• [PÁGINA]:
▼
Originalmente publicado em 08/01/2019, no Conexão Israel
Já foi época em que dois grandes partidos monopolizavam as eleições israelenses, e alguns outros pequenos e médios partidos periféricos representavam algumas minorias (étnicas, religiosas ou ideológicas). Era fácil explicar o espectro político israelense, quando se sabia que o primeiro-ministro seria do Partido Trabalhista ou do direitista Likud. Também sabia-se que o Partido Trabalhista, automaticamente, formaria coalizões com partidos pequenos social-democratas ou socialistas (Ratz e Mapam, por exemplo), enquanto os partidos nacionalistas tinham mais identidade com o Likud (o Partido Nacionalista Religioso - Mafdal -, especialmente depois do fim dos anos 1970). Sabia-se também que os partidos ultra-ortodoxos poderiam estar com qualquer um dos blocos, e que os partidos árabes (e o Partido Comunista) não estariam com nenhum deles. Tudo isso era óbvio. Basicamente, ganhava as eleições o grande partido que levasse vantagem. Até 1996, não houve partido que comandasse a coalizão governista sem ter ao menos 40 cadeiras das 120 possíveis na Knesset (parlamento israelense). Esses tempos acabaram, e isso é problemático. Não porque estes dois partidos deveriam, para sempre, dividir a governabilidade do país. O problema é que o modelo atual torna a política menos ideológica e o governo menos “governável”. Os partidos de “centro” são os principais agentes dessa mudança, mas não são os únicos.
▲
• [LISTAGEM DE DADOS]:
▼
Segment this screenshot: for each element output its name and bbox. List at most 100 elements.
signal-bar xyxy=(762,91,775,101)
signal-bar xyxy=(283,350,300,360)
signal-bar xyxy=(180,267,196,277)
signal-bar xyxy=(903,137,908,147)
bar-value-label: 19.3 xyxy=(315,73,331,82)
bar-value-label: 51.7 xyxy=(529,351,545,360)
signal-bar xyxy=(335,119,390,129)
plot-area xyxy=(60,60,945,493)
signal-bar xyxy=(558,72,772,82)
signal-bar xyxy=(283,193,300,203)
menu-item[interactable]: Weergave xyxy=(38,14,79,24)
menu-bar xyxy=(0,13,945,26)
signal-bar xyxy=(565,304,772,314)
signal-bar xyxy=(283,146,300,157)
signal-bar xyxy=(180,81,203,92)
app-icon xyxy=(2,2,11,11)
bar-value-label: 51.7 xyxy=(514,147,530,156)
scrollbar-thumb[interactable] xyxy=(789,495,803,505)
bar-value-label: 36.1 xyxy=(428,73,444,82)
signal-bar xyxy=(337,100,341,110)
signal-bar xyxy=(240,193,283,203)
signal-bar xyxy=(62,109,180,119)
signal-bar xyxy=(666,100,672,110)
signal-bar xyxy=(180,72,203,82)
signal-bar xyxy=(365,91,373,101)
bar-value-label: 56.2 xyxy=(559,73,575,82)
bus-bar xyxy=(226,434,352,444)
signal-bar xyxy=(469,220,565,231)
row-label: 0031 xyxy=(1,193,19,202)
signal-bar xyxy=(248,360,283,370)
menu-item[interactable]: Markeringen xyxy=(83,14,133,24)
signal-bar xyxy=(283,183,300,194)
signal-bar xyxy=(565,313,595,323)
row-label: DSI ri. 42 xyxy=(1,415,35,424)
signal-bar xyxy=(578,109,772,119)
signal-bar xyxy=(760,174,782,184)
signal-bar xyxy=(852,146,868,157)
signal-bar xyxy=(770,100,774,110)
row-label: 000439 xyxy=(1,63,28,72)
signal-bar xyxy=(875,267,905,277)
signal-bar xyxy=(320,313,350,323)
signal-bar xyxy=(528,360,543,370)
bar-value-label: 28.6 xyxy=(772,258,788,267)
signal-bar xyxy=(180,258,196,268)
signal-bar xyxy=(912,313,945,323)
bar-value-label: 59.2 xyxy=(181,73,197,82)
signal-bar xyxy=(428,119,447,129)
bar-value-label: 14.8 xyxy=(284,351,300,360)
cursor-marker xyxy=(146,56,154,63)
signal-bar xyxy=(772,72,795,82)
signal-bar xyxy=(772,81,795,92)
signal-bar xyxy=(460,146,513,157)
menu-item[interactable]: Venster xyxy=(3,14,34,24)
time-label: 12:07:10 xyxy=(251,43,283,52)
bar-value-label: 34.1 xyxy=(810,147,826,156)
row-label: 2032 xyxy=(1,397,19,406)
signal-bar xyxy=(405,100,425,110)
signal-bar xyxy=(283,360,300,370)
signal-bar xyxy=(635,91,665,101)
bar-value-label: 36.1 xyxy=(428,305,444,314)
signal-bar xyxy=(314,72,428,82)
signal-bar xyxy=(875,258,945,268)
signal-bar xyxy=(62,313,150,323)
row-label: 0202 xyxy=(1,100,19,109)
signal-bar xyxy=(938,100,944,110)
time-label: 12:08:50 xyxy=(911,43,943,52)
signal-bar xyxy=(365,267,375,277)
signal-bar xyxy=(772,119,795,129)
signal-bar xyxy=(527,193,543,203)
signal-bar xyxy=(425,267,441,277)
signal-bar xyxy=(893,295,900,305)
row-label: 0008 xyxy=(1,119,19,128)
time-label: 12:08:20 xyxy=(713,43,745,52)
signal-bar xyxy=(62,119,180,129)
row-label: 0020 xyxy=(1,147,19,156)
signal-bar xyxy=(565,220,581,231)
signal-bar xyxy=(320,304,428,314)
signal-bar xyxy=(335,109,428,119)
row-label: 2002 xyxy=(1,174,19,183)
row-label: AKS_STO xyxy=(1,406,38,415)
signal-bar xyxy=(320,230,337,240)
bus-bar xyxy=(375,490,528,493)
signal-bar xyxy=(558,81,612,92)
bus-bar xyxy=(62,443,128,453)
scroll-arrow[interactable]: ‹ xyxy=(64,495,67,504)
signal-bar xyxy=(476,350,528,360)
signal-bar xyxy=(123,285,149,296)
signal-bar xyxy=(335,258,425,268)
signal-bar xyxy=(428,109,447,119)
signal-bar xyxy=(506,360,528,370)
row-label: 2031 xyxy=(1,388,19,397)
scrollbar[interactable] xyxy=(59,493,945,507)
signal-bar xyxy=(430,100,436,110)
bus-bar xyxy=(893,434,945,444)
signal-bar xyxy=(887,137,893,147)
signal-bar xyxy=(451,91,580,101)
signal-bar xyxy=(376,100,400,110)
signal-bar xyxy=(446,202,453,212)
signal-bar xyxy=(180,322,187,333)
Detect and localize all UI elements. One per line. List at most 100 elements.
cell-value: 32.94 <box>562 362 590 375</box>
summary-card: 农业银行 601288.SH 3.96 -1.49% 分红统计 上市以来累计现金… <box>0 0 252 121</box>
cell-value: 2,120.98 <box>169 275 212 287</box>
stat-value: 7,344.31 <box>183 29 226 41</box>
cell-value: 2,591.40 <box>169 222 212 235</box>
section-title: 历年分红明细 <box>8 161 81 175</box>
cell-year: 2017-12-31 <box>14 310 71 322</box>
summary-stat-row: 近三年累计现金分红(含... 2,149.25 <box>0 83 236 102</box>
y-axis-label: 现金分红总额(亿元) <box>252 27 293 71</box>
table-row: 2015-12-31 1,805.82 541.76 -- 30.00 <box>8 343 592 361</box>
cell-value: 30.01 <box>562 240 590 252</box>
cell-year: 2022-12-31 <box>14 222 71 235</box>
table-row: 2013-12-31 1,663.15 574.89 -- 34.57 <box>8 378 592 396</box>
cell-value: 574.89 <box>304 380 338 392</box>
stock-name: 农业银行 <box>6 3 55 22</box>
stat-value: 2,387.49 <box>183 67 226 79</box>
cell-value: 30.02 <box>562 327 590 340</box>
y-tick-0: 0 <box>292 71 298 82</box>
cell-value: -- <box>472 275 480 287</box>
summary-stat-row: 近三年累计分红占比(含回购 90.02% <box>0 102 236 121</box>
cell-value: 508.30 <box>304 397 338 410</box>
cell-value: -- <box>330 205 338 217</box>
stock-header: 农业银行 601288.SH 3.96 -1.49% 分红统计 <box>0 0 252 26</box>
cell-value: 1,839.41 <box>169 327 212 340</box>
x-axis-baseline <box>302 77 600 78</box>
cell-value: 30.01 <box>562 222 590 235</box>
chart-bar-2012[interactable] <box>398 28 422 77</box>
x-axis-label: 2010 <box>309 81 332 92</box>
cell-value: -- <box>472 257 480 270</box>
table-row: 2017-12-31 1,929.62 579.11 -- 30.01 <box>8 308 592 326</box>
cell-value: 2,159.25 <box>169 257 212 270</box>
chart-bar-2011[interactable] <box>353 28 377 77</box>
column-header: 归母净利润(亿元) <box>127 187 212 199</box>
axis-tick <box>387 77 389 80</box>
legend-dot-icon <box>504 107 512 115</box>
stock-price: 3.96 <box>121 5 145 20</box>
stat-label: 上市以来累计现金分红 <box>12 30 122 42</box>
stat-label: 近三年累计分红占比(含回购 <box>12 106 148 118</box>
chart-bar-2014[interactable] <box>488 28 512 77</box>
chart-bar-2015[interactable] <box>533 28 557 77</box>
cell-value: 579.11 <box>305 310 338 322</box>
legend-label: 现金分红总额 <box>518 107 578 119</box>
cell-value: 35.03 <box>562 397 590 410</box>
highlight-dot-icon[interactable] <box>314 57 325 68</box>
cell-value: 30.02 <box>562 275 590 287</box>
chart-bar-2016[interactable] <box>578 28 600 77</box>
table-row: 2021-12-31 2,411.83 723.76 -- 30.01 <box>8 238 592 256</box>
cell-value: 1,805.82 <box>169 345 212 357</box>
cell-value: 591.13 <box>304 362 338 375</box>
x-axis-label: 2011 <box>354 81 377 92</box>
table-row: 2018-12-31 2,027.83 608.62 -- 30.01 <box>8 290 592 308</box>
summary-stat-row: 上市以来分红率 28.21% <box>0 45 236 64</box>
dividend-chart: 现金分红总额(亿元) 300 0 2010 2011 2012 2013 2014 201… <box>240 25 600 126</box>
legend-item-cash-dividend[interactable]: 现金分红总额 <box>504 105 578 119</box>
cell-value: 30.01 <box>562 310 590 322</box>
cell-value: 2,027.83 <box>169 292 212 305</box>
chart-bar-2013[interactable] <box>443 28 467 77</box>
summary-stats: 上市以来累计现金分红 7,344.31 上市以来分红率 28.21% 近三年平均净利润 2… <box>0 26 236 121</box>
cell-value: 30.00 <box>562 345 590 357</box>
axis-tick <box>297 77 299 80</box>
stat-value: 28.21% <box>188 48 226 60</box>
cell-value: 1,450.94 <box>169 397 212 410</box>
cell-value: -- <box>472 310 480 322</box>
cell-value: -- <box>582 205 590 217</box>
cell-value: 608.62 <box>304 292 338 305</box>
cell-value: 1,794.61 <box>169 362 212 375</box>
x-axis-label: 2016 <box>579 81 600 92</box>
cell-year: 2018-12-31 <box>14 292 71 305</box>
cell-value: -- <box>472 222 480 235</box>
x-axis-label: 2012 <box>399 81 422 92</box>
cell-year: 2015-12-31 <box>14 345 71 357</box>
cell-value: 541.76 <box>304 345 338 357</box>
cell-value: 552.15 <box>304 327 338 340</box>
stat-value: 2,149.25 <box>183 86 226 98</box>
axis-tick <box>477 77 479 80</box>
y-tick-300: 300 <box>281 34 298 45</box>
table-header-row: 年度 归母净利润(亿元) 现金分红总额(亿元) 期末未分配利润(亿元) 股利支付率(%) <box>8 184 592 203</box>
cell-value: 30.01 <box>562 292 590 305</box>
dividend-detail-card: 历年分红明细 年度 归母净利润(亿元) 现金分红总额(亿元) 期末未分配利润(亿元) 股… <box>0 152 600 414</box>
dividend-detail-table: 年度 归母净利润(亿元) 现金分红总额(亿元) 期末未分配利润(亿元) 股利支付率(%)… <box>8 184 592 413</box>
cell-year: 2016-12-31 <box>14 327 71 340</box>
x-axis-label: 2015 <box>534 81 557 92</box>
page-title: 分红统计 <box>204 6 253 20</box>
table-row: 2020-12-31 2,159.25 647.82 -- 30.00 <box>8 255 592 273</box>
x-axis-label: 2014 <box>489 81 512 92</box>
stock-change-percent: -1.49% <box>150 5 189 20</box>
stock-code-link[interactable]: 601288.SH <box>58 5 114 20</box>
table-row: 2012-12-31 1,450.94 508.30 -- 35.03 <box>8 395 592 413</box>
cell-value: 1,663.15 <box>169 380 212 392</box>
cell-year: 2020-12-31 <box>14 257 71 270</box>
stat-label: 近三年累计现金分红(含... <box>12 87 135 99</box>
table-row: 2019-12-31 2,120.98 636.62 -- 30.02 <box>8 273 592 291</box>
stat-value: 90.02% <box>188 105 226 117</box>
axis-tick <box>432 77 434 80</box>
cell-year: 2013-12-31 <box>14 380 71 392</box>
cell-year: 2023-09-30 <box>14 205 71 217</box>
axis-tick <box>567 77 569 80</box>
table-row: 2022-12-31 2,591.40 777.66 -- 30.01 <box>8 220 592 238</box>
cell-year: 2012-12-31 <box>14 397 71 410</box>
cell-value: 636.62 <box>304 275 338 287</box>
▲
• [SOLICITAÇÕES]:
(1) Responda às perguntas abaixo com base no texto sobre a política israelense:
(a) Que partidos são citados como exemplos de legendas social-democratas ou socialistas com as quais o Partido Trabalhista formaria coalizões?
(b) Até que ano nenhum partido comandou a coalizão governista sem contar com ao menos 40 cadeiras?
(c) Quantas cadeiras possíveis há na Knesset?
(2) Redija a continuação do texto sobre a política israelense, começando logo após a última frase apresentada.

• [RESPOSTAS DO EXERCÍCIO]:
(1)
(a) Ratz e Mapam.
(b) 1996.
(c) 120.

(2)
A cultura política israelense extinguiu seu primeiro e forte partido de centro, o Sionistas Gerais durante os anos 1950-60. Parte do partido se juntou com o Herut, formando o Likud. Outra parte se juntou ao Partido Progressista e formou o Partido Liberal (que jamais alcançou mais que cinco cadeiras, e no fim dos anos 1980 se uniu ao Partido Trabalhista). O centro político era insignificante, sobretudo após a Guerra dos Seis Dias (1967), quando o Partido Trabalhista abandonou seu radicalismo e tornou-se um partido de centro-esquerda, em todos os aspectos. Faça você, leitor, uma busca no Wikipedia e veja os resultados das eleições desde a primeira Knesset, e verá que são raríssimas as exceções a esta regra.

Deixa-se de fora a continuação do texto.